[Extracted data entries]

• • •

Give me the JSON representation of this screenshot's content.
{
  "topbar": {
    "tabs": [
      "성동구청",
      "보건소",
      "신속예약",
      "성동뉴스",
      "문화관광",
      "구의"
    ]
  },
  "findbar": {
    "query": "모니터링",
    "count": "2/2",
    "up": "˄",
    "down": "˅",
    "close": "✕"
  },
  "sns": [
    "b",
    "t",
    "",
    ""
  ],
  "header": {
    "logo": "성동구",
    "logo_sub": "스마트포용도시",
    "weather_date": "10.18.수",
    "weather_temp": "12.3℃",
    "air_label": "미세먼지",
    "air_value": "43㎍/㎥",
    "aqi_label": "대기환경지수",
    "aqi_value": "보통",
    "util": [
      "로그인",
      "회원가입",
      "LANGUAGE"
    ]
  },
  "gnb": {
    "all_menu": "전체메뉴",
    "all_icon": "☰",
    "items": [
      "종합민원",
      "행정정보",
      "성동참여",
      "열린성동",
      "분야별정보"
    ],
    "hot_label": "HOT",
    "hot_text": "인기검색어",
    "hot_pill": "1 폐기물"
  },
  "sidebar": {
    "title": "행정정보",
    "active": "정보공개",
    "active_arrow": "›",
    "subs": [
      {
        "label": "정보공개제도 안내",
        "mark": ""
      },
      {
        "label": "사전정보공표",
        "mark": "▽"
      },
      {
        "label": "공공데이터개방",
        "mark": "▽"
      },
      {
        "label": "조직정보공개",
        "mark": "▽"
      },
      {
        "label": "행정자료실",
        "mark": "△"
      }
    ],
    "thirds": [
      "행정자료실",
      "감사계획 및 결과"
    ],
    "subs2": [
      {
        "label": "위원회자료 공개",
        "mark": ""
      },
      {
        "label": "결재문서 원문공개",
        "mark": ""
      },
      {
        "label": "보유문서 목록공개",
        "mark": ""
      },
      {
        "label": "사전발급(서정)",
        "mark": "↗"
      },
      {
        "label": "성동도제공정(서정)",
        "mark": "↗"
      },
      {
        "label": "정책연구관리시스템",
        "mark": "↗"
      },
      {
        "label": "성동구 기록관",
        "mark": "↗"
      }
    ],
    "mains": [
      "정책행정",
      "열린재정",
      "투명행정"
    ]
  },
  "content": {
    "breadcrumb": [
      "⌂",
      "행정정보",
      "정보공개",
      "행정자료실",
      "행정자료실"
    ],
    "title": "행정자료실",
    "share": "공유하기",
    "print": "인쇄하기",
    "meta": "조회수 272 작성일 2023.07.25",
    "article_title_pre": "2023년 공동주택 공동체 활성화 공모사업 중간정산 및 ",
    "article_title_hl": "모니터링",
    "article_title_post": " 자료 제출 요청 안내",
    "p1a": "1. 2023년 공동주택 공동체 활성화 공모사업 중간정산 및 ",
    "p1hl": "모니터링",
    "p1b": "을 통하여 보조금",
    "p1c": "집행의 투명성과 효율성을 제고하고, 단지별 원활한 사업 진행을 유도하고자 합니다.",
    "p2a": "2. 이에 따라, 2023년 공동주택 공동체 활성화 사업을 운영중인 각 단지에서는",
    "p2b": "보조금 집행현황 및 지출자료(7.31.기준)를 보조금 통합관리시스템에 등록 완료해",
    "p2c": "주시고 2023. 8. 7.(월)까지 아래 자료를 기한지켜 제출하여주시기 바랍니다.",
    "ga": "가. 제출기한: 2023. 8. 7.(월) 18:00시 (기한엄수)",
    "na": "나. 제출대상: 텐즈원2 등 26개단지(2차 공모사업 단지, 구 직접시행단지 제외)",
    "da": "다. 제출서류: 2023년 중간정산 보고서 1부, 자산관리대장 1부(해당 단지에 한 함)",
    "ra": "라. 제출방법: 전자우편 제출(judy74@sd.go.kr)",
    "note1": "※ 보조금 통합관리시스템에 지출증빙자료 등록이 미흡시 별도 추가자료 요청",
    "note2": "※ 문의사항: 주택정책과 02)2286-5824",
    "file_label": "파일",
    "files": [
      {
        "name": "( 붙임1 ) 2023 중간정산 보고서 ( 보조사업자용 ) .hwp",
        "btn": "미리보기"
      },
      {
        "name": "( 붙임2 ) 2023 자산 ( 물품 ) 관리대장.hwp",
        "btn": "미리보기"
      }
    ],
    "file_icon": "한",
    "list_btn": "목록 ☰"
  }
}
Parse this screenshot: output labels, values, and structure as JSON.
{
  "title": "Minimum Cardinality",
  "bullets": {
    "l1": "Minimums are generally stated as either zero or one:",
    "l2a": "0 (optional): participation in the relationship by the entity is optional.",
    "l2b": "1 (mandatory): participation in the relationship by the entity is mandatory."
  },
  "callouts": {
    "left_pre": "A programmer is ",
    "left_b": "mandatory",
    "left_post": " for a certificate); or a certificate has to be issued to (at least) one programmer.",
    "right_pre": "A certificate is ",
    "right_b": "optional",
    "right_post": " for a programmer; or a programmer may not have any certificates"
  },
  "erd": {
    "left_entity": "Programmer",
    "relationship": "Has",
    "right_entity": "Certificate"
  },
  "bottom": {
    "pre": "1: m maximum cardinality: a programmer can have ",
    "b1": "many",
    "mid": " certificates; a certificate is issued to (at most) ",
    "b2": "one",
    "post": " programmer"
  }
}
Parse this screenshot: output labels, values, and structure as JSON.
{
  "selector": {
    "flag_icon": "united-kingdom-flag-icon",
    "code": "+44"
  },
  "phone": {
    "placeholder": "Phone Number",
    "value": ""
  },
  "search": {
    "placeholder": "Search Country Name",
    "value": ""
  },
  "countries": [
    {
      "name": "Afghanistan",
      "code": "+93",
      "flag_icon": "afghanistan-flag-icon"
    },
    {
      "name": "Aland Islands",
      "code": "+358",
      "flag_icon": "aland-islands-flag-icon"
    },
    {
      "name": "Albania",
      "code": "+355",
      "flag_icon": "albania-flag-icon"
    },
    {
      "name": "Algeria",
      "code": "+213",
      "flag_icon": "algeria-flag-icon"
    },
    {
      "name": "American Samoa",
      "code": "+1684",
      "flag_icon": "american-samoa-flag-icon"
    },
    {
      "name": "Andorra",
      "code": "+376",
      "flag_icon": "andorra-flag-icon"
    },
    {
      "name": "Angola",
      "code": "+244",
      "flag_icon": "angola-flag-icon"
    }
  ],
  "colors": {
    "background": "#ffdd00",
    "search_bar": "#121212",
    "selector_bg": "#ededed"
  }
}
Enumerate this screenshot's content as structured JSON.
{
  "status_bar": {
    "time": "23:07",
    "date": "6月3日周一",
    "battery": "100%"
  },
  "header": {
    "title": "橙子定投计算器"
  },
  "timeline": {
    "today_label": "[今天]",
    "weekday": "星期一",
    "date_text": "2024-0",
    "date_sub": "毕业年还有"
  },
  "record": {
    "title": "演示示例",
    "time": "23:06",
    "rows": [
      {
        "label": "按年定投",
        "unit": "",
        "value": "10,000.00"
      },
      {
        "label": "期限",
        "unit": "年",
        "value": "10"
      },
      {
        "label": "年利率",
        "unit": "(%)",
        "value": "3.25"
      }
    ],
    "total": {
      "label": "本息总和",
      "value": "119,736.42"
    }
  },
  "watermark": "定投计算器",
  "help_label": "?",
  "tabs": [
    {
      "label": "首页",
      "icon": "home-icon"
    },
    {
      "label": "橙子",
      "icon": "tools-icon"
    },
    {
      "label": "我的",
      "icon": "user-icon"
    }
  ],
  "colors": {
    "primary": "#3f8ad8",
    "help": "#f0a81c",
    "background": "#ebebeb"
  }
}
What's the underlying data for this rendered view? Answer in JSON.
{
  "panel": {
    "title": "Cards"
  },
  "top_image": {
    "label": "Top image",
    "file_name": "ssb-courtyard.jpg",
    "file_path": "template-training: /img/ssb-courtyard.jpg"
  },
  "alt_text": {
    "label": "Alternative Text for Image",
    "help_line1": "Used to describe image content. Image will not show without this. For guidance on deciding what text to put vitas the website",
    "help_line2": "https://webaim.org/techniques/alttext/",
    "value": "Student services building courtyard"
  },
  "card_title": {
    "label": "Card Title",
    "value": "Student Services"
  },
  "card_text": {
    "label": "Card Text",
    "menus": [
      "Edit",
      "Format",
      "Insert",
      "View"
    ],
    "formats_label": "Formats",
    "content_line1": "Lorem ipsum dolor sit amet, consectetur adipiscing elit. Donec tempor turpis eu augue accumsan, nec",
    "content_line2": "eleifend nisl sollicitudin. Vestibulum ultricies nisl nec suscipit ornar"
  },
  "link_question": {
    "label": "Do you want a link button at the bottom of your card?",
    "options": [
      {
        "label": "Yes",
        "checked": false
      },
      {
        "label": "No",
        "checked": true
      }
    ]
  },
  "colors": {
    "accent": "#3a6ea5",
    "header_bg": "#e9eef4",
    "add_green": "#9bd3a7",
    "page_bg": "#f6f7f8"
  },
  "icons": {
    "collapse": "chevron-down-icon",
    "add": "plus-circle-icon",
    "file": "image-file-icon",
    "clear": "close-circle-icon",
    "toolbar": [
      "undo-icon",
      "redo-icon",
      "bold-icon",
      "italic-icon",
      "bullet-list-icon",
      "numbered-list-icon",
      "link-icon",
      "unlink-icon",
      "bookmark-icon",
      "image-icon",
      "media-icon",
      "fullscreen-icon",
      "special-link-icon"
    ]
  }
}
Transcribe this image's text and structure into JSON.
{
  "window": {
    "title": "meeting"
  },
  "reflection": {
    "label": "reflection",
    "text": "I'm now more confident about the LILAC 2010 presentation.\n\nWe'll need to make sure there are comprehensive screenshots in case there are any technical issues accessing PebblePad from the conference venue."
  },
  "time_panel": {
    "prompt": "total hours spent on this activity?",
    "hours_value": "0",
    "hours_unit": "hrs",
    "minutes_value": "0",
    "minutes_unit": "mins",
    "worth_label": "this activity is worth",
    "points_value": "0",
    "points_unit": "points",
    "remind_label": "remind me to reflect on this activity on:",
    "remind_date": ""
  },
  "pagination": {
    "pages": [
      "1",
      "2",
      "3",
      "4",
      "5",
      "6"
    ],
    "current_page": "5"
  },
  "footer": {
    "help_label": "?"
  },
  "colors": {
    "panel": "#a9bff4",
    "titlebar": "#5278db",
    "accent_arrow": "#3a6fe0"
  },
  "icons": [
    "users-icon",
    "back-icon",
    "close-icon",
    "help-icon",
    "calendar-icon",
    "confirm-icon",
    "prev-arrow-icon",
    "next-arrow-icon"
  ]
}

• • •

● **What you should do**:
Tally the lines above that contain the word "JSON", and reply with only the number.

● **Task result**:
6